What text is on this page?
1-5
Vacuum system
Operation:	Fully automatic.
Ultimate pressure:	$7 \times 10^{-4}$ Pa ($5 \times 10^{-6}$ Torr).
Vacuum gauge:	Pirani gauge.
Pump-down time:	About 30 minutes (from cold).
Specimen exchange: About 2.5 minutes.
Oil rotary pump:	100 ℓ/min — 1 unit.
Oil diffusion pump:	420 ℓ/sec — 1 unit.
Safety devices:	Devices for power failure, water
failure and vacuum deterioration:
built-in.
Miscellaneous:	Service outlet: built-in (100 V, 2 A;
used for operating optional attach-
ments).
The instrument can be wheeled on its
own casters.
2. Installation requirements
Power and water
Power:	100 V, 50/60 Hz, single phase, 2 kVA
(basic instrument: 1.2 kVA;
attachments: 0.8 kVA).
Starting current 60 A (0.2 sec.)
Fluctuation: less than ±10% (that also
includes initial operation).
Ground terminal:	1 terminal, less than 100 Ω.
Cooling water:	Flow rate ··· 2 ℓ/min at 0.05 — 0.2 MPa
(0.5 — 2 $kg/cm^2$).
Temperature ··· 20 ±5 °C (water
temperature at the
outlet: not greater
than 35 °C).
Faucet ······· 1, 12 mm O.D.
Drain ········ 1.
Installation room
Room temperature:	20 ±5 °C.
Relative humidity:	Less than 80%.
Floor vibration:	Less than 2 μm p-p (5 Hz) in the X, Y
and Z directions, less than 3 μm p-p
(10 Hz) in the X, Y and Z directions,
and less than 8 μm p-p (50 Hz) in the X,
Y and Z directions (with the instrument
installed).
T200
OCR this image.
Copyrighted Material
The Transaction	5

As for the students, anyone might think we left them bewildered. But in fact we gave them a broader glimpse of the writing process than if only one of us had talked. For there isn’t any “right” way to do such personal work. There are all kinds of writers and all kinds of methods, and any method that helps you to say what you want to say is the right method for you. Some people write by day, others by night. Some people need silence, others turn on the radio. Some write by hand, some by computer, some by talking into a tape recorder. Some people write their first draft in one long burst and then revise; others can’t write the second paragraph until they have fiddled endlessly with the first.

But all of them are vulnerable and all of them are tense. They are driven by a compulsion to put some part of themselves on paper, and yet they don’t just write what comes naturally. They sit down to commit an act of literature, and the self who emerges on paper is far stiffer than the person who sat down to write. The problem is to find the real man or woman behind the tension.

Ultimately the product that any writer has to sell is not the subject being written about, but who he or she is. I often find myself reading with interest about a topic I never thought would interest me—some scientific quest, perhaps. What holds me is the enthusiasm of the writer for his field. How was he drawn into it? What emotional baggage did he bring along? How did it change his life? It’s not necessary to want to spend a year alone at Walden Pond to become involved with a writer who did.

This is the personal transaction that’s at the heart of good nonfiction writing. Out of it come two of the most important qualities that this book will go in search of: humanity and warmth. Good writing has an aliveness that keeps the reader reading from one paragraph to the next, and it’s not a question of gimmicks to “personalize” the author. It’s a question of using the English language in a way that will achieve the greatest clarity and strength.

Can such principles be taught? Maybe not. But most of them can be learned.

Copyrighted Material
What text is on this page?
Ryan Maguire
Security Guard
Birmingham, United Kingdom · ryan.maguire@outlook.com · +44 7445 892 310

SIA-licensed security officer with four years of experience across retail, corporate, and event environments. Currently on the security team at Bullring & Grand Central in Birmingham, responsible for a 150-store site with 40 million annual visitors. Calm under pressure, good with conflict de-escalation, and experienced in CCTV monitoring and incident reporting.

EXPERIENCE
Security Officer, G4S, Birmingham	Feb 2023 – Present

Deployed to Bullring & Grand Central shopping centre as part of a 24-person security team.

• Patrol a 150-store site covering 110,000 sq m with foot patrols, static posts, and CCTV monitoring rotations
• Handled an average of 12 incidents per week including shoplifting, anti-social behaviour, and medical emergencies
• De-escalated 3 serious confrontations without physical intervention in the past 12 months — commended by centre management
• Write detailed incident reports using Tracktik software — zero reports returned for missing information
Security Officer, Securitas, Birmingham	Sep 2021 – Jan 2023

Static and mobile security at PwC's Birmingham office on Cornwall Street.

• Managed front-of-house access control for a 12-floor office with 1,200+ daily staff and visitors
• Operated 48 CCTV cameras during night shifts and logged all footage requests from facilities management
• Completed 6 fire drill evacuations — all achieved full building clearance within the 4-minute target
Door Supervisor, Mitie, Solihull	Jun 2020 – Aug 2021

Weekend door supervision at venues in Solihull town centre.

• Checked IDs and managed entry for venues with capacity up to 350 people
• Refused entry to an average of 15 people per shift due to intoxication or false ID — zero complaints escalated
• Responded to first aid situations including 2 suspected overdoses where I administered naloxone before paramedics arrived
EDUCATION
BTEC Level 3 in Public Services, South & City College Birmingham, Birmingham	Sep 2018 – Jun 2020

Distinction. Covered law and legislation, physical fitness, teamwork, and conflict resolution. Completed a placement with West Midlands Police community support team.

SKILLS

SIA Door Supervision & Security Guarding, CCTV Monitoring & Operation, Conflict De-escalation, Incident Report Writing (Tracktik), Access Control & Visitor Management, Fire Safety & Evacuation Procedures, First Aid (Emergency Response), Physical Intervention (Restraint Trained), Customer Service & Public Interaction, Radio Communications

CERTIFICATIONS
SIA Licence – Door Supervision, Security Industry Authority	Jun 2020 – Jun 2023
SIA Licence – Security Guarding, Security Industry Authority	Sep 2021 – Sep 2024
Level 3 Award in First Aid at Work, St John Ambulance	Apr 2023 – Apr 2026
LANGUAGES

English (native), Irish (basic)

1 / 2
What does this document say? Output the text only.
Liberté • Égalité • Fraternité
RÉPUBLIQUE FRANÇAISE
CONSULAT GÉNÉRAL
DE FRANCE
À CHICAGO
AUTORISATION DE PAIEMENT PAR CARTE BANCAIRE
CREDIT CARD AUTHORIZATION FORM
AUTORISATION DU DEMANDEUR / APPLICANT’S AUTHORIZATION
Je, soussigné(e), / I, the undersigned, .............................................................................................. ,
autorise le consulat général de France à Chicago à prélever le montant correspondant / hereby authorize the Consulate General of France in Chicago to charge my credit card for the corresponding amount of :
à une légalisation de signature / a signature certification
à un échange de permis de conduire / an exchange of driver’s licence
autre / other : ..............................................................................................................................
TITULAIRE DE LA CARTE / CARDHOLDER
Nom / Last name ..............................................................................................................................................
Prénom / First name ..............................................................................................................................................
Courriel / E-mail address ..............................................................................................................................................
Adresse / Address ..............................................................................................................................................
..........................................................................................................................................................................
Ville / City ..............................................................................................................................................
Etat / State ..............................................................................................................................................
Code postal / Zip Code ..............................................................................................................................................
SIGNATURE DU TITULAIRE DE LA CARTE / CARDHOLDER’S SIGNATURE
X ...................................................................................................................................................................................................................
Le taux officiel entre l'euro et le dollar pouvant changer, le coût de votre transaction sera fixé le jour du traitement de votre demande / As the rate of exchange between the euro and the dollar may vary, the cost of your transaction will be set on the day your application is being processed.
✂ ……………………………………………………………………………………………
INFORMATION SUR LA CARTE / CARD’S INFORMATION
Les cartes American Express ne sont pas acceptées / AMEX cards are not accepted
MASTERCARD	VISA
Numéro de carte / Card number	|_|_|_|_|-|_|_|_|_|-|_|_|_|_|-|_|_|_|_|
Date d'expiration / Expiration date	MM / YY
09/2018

§ Written instruction
Gather each line of the records holding the string "being".

§ Answer for this exercise
Ultimately the product that any writer has to sell is not the subject being written about, but who he or she is. I often find myself reading with interest about a topic I never thought would interest me—some scientific quest, perhaps. What holds me is the enthusiasm of the writer for his field. How was he drawn into it? What emotional baggage did he bring along? How did it change his life? It’s not necessary to want to spend a year alone at Walden Pond to become involved with a writer who did.
Le taux officiel entre l'euro et le dollar pouvant changer, le coût de votre transaction sera fixé le jour du traitement de votre demande / As the rate of exchange between the euro and the dollar may vary, the cost of your transaction will be set on the day your application is being processed.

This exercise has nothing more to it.